━━━ RECORDS TO PROCESS

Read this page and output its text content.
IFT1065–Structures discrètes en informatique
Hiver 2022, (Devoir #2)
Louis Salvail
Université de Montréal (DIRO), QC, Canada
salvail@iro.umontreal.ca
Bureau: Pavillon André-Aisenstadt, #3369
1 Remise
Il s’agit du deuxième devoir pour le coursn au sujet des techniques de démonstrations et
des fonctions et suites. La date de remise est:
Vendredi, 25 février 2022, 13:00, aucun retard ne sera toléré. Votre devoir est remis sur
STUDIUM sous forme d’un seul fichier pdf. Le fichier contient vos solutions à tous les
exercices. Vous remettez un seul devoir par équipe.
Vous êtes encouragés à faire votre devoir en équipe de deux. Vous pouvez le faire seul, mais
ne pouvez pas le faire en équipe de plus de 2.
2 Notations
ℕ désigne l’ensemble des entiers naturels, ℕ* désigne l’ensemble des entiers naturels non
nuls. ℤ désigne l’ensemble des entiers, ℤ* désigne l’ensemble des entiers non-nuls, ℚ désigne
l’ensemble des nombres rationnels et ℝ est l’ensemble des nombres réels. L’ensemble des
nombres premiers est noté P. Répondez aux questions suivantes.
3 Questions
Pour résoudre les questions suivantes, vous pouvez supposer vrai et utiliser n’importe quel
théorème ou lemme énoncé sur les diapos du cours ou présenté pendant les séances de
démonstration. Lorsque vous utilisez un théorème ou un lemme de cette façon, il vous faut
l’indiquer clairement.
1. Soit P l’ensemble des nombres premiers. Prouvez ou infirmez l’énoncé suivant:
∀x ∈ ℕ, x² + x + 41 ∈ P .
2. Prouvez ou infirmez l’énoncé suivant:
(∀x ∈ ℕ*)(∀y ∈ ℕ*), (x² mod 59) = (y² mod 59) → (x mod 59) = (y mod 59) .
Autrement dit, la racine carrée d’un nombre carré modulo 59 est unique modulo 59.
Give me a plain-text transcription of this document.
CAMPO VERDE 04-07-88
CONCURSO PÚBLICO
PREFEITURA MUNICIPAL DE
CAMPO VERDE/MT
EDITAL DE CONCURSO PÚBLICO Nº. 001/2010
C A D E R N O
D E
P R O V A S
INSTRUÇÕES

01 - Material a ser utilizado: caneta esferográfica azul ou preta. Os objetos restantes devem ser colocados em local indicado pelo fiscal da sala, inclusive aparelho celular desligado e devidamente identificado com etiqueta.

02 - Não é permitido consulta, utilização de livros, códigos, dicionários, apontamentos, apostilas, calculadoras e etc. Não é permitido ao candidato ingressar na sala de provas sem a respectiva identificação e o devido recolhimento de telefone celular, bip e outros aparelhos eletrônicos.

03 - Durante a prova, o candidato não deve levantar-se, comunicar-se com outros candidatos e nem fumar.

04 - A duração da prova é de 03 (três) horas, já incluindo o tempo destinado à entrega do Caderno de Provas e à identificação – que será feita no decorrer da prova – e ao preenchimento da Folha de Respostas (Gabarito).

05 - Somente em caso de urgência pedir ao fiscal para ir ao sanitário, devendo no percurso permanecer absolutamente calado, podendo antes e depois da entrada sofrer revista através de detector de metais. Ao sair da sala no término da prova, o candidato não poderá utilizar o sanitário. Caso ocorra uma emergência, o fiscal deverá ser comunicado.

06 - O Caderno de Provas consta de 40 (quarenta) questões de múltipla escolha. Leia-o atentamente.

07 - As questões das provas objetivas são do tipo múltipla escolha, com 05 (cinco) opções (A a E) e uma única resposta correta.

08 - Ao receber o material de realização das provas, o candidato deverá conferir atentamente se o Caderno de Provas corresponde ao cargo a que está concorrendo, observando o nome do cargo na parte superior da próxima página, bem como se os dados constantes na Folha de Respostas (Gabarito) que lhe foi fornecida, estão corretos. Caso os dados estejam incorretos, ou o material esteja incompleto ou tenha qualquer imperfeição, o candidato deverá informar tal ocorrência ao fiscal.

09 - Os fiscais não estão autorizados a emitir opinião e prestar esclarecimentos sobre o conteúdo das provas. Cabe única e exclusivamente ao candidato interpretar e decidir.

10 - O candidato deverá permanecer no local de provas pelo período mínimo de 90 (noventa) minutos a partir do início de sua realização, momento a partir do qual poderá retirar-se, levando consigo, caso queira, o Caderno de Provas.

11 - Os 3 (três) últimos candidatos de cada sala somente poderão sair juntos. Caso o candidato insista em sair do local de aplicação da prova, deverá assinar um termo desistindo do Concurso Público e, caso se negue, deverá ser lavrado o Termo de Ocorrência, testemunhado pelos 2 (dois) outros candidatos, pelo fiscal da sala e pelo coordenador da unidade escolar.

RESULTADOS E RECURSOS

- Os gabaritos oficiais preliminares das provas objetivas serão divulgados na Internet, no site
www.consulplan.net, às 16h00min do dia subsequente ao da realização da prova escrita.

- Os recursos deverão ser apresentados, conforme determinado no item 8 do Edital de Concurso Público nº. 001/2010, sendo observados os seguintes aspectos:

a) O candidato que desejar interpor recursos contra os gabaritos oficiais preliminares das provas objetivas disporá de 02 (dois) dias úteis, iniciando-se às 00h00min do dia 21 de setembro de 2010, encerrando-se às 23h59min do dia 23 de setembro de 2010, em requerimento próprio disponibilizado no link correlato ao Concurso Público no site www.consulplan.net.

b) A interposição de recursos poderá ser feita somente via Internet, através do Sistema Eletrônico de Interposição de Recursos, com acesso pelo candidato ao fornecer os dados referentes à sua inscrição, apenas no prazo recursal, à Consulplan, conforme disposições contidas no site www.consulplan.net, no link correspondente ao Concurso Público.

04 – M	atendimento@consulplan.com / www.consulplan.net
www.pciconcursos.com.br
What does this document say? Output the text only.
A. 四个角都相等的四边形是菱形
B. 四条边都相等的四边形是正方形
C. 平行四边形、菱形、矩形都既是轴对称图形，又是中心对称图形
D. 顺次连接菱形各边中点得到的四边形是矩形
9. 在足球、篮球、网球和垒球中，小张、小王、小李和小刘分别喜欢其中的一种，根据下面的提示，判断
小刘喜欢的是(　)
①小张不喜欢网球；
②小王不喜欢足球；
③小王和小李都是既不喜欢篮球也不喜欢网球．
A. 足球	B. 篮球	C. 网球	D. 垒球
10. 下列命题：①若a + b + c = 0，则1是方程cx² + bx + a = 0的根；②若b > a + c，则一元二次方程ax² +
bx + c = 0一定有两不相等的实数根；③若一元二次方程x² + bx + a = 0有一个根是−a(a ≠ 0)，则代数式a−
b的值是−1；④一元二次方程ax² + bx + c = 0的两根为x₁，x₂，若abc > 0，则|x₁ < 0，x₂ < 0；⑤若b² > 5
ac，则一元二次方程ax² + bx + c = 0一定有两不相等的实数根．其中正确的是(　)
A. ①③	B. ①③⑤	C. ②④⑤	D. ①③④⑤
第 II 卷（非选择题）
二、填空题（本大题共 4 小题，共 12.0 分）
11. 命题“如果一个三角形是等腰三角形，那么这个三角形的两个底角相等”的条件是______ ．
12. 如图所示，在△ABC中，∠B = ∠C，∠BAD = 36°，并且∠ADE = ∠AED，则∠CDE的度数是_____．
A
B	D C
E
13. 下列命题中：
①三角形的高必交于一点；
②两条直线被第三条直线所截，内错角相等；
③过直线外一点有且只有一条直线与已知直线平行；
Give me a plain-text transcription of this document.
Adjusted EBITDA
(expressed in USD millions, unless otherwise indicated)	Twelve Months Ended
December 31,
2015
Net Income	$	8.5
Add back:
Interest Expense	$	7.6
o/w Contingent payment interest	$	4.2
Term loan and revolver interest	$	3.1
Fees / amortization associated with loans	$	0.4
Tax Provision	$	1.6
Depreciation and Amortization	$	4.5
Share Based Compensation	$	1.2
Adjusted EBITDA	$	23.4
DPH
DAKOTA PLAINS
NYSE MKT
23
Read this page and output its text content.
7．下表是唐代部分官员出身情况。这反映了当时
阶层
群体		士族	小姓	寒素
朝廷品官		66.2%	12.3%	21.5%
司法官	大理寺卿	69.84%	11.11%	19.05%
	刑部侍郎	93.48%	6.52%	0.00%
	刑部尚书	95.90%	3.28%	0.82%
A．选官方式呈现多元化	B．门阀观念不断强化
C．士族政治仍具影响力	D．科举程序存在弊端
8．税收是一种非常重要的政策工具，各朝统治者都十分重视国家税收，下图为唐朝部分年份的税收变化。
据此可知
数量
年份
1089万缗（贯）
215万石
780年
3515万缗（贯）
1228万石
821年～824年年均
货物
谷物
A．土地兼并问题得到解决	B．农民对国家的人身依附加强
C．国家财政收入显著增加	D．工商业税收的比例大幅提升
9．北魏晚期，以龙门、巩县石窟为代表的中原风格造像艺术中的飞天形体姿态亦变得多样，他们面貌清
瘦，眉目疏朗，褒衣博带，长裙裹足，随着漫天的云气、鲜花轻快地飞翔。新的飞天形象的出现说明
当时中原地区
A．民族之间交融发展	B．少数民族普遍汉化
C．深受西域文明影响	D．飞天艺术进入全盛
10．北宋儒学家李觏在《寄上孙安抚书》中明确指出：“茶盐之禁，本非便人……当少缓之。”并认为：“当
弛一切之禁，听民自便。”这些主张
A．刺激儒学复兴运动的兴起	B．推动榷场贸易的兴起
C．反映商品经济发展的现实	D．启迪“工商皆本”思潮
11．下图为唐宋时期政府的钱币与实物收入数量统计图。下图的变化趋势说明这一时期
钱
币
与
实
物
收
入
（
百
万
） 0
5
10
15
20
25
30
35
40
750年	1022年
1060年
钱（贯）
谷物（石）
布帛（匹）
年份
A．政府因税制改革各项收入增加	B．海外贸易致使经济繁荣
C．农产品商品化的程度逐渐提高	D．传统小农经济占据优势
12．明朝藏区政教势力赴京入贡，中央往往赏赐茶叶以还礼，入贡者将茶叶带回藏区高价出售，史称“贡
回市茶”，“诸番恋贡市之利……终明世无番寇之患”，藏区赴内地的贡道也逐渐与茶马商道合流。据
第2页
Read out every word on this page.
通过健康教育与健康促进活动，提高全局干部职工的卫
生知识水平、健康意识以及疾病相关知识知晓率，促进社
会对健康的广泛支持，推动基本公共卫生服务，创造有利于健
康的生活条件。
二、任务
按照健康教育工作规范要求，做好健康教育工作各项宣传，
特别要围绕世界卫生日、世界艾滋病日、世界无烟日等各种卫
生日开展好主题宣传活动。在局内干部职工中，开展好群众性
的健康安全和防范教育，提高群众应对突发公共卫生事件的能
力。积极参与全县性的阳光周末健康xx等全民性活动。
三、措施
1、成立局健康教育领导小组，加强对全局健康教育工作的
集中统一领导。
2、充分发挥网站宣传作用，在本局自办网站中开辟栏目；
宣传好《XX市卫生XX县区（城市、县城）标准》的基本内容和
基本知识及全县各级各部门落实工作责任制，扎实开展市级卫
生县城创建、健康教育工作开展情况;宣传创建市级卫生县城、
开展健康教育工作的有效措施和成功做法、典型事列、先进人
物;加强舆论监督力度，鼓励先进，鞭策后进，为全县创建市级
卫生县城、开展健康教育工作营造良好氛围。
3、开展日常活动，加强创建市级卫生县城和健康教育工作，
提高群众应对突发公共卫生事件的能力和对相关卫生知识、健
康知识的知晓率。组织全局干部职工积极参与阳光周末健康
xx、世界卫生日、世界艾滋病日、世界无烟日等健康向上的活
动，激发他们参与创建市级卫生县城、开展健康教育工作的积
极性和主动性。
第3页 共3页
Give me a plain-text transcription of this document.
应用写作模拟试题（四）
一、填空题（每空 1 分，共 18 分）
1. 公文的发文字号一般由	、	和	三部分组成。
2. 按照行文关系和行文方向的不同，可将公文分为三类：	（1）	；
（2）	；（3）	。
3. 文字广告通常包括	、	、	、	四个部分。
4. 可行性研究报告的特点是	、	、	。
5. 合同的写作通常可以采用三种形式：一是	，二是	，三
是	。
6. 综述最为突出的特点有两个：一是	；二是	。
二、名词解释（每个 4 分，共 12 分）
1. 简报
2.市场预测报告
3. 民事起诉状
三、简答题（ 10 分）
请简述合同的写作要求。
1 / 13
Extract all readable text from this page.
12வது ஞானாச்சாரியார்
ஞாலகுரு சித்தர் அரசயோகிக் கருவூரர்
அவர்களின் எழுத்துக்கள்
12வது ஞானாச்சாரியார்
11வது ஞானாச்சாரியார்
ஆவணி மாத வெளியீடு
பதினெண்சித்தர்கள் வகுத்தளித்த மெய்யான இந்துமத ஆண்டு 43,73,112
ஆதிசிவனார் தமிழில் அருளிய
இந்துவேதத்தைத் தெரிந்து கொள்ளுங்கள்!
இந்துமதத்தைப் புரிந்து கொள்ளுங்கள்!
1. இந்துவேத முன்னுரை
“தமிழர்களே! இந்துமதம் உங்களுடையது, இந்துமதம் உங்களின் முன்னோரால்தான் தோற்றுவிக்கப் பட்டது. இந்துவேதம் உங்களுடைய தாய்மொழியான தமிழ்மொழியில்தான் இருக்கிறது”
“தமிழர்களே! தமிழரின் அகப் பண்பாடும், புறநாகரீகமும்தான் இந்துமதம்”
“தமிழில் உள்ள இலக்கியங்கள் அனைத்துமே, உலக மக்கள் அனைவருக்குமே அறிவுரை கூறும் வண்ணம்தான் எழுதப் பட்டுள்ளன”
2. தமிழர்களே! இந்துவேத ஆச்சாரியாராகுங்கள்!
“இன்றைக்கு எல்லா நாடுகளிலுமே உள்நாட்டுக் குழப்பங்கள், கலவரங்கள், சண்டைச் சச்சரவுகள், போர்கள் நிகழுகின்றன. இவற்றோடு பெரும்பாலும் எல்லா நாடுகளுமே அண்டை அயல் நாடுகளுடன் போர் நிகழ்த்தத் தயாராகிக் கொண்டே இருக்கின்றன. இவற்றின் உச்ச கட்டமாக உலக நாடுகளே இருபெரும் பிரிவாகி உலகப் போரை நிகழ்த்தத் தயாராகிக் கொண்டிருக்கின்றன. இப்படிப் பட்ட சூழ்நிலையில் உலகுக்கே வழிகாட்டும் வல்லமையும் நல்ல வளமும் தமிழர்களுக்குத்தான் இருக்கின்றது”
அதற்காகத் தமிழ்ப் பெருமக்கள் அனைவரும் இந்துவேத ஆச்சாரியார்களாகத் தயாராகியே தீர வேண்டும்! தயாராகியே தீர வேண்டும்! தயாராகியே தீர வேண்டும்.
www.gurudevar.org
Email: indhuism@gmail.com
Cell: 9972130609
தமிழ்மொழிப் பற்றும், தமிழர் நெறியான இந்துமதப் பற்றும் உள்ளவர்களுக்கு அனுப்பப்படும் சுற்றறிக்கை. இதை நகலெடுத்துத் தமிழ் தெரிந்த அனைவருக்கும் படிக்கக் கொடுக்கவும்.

━━━━━━

WORK TO COMPLETE:
Your answer should be a single number: the count of lines containing the word "dados".

SOLVED PROBLEM:
2